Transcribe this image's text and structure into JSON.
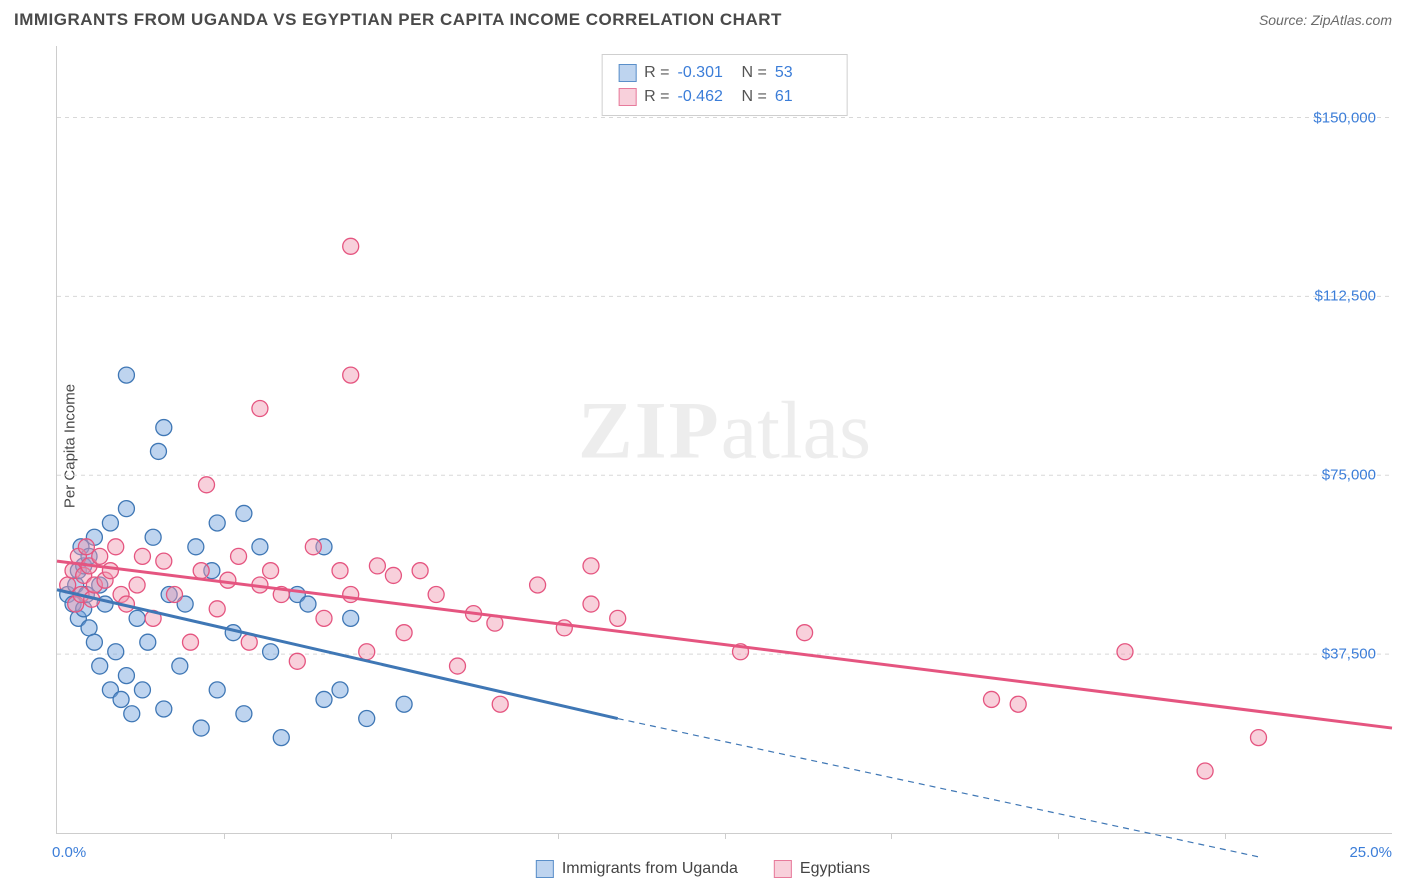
{
  "title": "IMMIGRANTS FROM UGANDA VS EGYPTIAN PER CAPITA INCOME CORRELATION CHART",
  "source": "Source: ZipAtlas.com",
  "y_axis_label": "Per Capita Income",
  "watermark": {
    "zip": "ZIP",
    "atlas": "atlas"
  },
  "chart": {
    "type": "scatter",
    "background_color": "#ffffff",
    "grid_color": "#d8d8d8",
    "axis_color": "#cdcdcd",
    "label_color": "#3b7dd8",
    "title_color": "#4a4a4a",
    "title_fontsize": 17,
    "label_fontsize": 15,
    "x": {
      "min": 0,
      "max": 25,
      "min_label": "0.0%",
      "max_label": "25.0%",
      "ticks": [
        3.125,
        6.25,
        9.375,
        12.5,
        15.625,
        18.75,
        21.875
      ]
    },
    "y": {
      "min": 0,
      "max": 165000,
      "ticks": [
        37500,
        75000,
        112500,
        150000
      ],
      "tick_labels": [
        "$37,500",
        "$75,000",
        "$112,500",
        "$150,000"
      ]
    },
    "marker_radius": 8,
    "marker_opacity": 0.45,
    "marker_stroke_width": 1.3,
    "trend_line_width": 3,
    "series": [
      {
        "name": "Immigrants from Uganda",
        "legend_label": "Immigrants from Uganda",
        "fill": "#6ea0dc",
        "stroke": "#3f77b5",
        "R_label": "R =",
        "R": "-0.301",
        "N_label": "N =",
        "N": "53",
        "trend": {
          "x1": 0,
          "y1": 51000,
          "x2_solid": 10.5,
          "y2_solid": 24000,
          "x2_dash": 22.5,
          "y2_dash": -5000
        },
        "points": [
          [
            0.2,
            50000
          ],
          [
            0.3,
            48000
          ],
          [
            0.35,
            52000
          ],
          [
            0.4,
            55000
          ],
          [
            0.4,
            45000
          ],
          [
            0.45,
            60000
          ],
          [
            0.5,
            47000
          ],
          [
            0.5,
            56000
          ],
          [
            0.55,
            50000
          ],
          [
            0.6,
            43000
          ],
          [
            0.6,
            58000
          ],
          [
            0.7,
            40000
          ],
          [
            0.7,
            62000
          ],
          [
            0.8,
            35000
          ],
          [
            0.8,
            52000
          ],
          [
            0.9,
            48000
          ],
          [
            1.0,
            30000
          ],
          [
            1.0,
            65000
          ],
          [
            1.1,
            38000
          ],
          [
            1.2,
            28000
          ],
          [
            1.3,
            33000
          ],
          [
            1.3,
            68000
          ],
          [
            1.4,
            25000
          ],
          [
            1.5,
            45000
          ],
          [
            1.6,
            30000
          ],
          [
            1.7,
            40000
          ],
          [
            1.8,
            62000
          ],
          [
            1.3,
            96000
          ],
          [
            1.9,
            80000
          ],
          [
            2.0,
            26000
          ],
          [
            2.1,
            50000
          ],
          [
            2.3,
            35000
          ],
          [
            2.4,
            48000
          ],
          [
            2.6,
            60000
          ],
          [
            2.7,
            22000
          ],
          [
            2.9,
            55000
          ],
          [
            3.0,
            30000
          ],
          [
            3.0,
            65000
          ],
          [
            3.3,
            42000
          ],
          [
            3.5,
            25000
          ],
          [
            3.5,
            67000
          ],
          [
            3.8,
            60000
          ],
          [
            4.0,
            38000
          ],
          [
            4.2,
            20000
          ],
          [
            4.5,
            50000
          ],
          [
            4.7,
            48000
          ],
          [
            5.0,
            28000
          ],
          [
            5.3,
            30000
          ],
          [
            5.5,
            45000
          ],
          [
            5.8,
            24000
          ],
          [
            6.5,
            27000
          ],
          [
            5.0,
            60000
          ],
          [
            2.0,
            85000
          ]
        ]
      },
      {
        "name": "Egyptians",
        "legend_label": "Egyptians",
        "fill": "#f096af",
        "stroke": "#e55580",
        "R_label": "R =",
        "R": "-0.462",
        "N_label": "N =",
        "N": "61",
        "trend": {
          "x1": 0,
          "y1": 57000,
          "x2_solid": 25,
          "y2_solid": 22000,
          "x2_dash": 25,
          "y2_dash": 22000
        },
        "points": [
          [
            0.2,
            52000
          ],
          [
            0.3,
            55000
          ],
          [
            0.35,
            48000
          ],
          [
            0.4,
            58000
          ],
          [
            0.45,
            50000
          ],
          [
            0.5,
            54000
          ],
          [
            0.55,
            60000
          ],
          [
            0.6,
            56000
          ],
          [
            0.65,
            49000
          ],
          [
            0.7,
            52000
          ],
          [
            0.8,
            58000
          ],
          [
            0.9,
            53000
          ],
          [
            1.0,
            55000
          ],
          [
            1.1,
            60000
          ],
          [
            1.2,
            50000
          ],
          [
            1.3,
            48000
          ],
          [
            1.5,
            52000
          ],
          [
            1.6,
            58000
          ],
          [
            1.8,
            45000
          ],
          [
            2.0,
            57000
          ],
          [
            2.2,
            50000
          ],
          [
            2.5,
            40000
          ],
          [
            2.7,
            55000
          ],
          [
            2.8,
            73000
          ],
          [
            3.0,
            47000
          ],
          [
            3.2,
            53000
          ],
          [
            3.4,
            58000
          ],
          [
            3.6,
            40000
          ],
          [
            3.8,
            52000
          ],
          [
            3.8,
            89000
          ],
          [
            4.0,
            55000
          ],
          [
            4.2,
            50000
          ],
          [
            4.5,
            36000
          ],
          [
            4.8,
            60000
          ],
          [
            5.0,
            45000
          ],
          [
            5.3,
            55000
          ],
          [
            5.5,
            50000
          ],
          [
            5.5,
            123000
          ],
          [
            5.8,
            38000
          ],
          [
            6.0,
            56000
          ],
          [
            6.3,
            54000
          ],
          [
            6.5,
            42000
          ],
          [
            6.8,
            55000
          ],
          [
            7.1,
            50000
          ],
          [
            7.5,
            35000
          ],
          [
            7.8,
            46000
          ],
          [
            8.2,
            44000
          ],
          [
            8.3,
            27000
          ],
          [
            9.0,
            52000
          ],
          [
            9.5,
            43000
          ],
          [
            10.0,
            48000
          ],
          [
            10.0,
            56000
          ],
          [
            10.5,
            45000
          ],
          [
            12.8,
            38000
          ],
          [
            14.0,
            42000
          ],
          [
            17.5,
            28000
          ],
          [
            18.0,
            27000
          ],
          [
            20.0,
            38000
          ],
          [
            21.5,
            13000
          ],
          [
            22.5,
            20000
          ],
          [
            5.5,
            96000
          ]
        ]
      }
    ]
  }
}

——————

Stated task:
Output, exactly, all the records above; include no pictures.

Result of this task:
Transcribe this image's text and structure into JSON.
{
  "title": "IMMIGRANTS FROM UGANDA VS EGYPTIAN PER CAPITA INCOME CORRELATION CHART",
  "source": "Source: ZipAtlas.com",
  "y_axis_label": "Per Capita Income",
  "watermark": {
    "zip": "ZIP",
    "atlas": "atlas"
  },
  "chart": {
    "type": "scatter",
    "background_color": "#ffffff",
    "grid_color": "#d8d8d8",
    "axis_color": "#cdcdcd",
    "label_color": "#3b7dd8",
    "title_color": "#4a4a4a",
    "title_fontsize": 17,
    "label_fontsize": 15,
    "x": {
      "min": 0,
      "max": 25,
      "min_label": "0.0%",
      "max_label": "25.0%",
      "ticks": [
        3.125,
        6.25,
        9.375,
        12.5,
        15.625,
        18.75,
        21.875
      ]
    },
    "y": {
      "min": 0,
      "max": 165000,
      "ticks": [
        37500,
        75000,
        112500,
        150000
      ],
      "tick_labels": [
        "$37,500",
        "$75,000",
        "$112,500",
        "$150,000"
      ]
    },
    "marker_radius": 8,
    "marker_opacity": 0.45,
    "marker_stroke_width": 1.3,
    "trend_line_width": 3,
    "series": [
      {
        "name": "Immigrants from Uganda",
        "legend_label": "Immigrants from Uganda",
        "fill": "#6ea0dc",
        "stroke": "#3f77b5",
        "R_label": "R =",
        "R": "-0.301",
        "N_label": "N =",
        "N": "53",
        "trend": {
          "x1": 0,
          "y1": 51000,
          "x2_solid": 10.5,
          "y2_solid": 24000,
          "x2_dash": 22.5,
          "y2_dash": -5000
        },
        "points": [
          [
            0.2,
            50000
          ],
          [
            0.3,
            48000
          ],
          [
            0.35,
            52000
          ],
          [
            0.4,
            55000
          ],
          [
            0.4,
            45000
          ],
          [
            0.45,
            60000
          ],
          [
            0.5,
            47000
          ],
          [
            0.5,
            56000
          ],
          [
            0.55,
            50000
          ],
          [
            0.6,
            43000
          ],
          [
            0.6,
            58000
          ],
          [
            0.7,
            40000
          ],
          [
            0.7,
            62000
          ],
          [
            0.8,
            35000
          ],
          [
            0.8,
            52000
          ],
          [
            0.9,
            48000
          ],
          [
            1.0,
            30000
          ],
          [
            1.0,
            65000
          ],
          [
            1.1,
            38000
          ],
          [
            1.2,
            28000
          ],
          [
            1.3,
            33000
          ],
          [
            1.3,
            68000
          ],
          [
            1.4,
            25000
          ],
          [
            1.5,
            45000
          ],
          [
            1.6,
            30000
          ],
          [
            1.7,
            40000
          ],
          [
            1.8,
            62000
          ],
          [
            1.3,
            96000
          ],
          [
            1.9,
            80000
          ],
          [
            2.0,
            26000
          ],
          [
            2.1,
            50000
          ],
          [
            2.3,
            35000
          ],
          [
            2.4,
            48000
          ],
          [
            2.6,
            60000
          ],
          [
            2.7,
            22000
          ],
          [
            2.9,
            55000
          ],
          [
            3.0,
            30000
          ],
          [
            3.0,
            65000
          ],
          [
            3.3,
            42000
          ],
          [
            3.5,
            25000
          ],
          [
            3.5,
            67000
          ],
          [
            3.8,
            60000
          ],
          [
            4.0,
            38000
          ],
          [
            4.2,
            20000
          ],
          [
            4.5,
            50000
          ],
          [
            4.7,
            48000
          ],
          [
            5.0,
            28000
          ],
          [
            5.3,
            30000
          ],
          [
            5.5,
            45000
          ],
          [
            5.8,
            24000
          ],
          [
            6.5,
            27000
          ],
          [
            5.0,
            60000
          ],
          [
            2.0,
            85000
          ]
        ]
      },
      {
        "name": "Egyptians",
        "legend_label": "Egyptians",
        "fill": "#f096af",
        "stroke": "#e55580",
        "R_label": "R =",
        "R": "-0.462",
        "N_label": "N =",
        "N": "61",
        "trend": {
          "x1": 0,
          "y1": 57000,
          "x2_solid": 25,
          "y2_solid": 22000,
          "x2_dash": 25,
          "y2_dash": 22000
        },
        "points": [
          [
            0.2,
            52000
          ],
          [
            0.3,
            55000
          ],
          [
            0.35,
            48000
          ],
          [
            0.4,
            58000
          ],
          [
            0.45,
            50000
          ],
          [
            0.5,
            54000
          ],
          [
            0.55,
            60000
          ],
          [
            0.6,
            56000
          ],
          [
            0.65,
            49000
          ],
          [
            0.7,
            52000
          ],
          [
            0.8,
            58000
          ],
          [
            0.9,
            53000
          ],
          [
            1.0,
            55000
          ],
          [
            1.1,
            60000
          ],
          [
            1.2,
            50000
          ],
          [
            1.3,
            48000
          ],
          [
            1.5,
            52000
          ],
          [
            1.6,
            58000
          ],
          [
            1.8,
            45000
          ],
          [
            2.0,
            57000
          ],
          [
            2.2,
            50000
          ],
          [
            2.5,
            40000
          ],
          [
            2.7,
            55000
          ],
          [
            2.8,
            73000
          ],
          [
            3.0,
            47000
          ],
          [
            3.2,
            53000
          ],
          [
            3.4,
            58000
          ],
          [
            3.6,
            40000
          ],
          [
            3.8,
            52000
          ],
          [
            3.8,
            89000
          ],
          [
            4.0,
            55000
          ],
          [
            4.2,
            50000
          ],
          [
            4.5,
            36000
          ],
          [
            4.8,
            60000
          ],
          [
            5.0,
            45000
          ],
          [
            5.3,
            55000
          ],
          [
            5.5,
            50000
          ],
          [
            5.5,
            123000
          ],
          [
            5.8,
            38000
          ],
          [
            6.0,
            56000
          ],
          [
            6.3,
            54000
          ],
          [
            6.5,
            42000
          ],
          [
            6.8,
            55000
          ],
          [
            7.1,
            50000
          ],
          [
            7.5,
            35000
          ],
          [
            7.8,
            46000
          ],
          [
            8.2,
            44000
          ],
          [
            8.3,
            27000
          ],
          [
            9.0,
            52000
          ],
          [
            9.5,
            43000
          ],
          [
            10.0,
            48000
          ],
          [
            10.0,
            56000
          ],
          [
            10.5,
            45000
          ],
          [
            12.8,
            38000
          ],
          [
            14.0,
            42000
          ],
          [
            17.5,
            28000
          ],
          [
            18.0,
            27000
          ],
          [
            20.0,
            38000
          ],
          [
            21.5,
            13000
          ],
          [
            22.5,
            20000
          ],
          [
            5.5,
            96000
          ]
        ]
      }
    ]
  }
}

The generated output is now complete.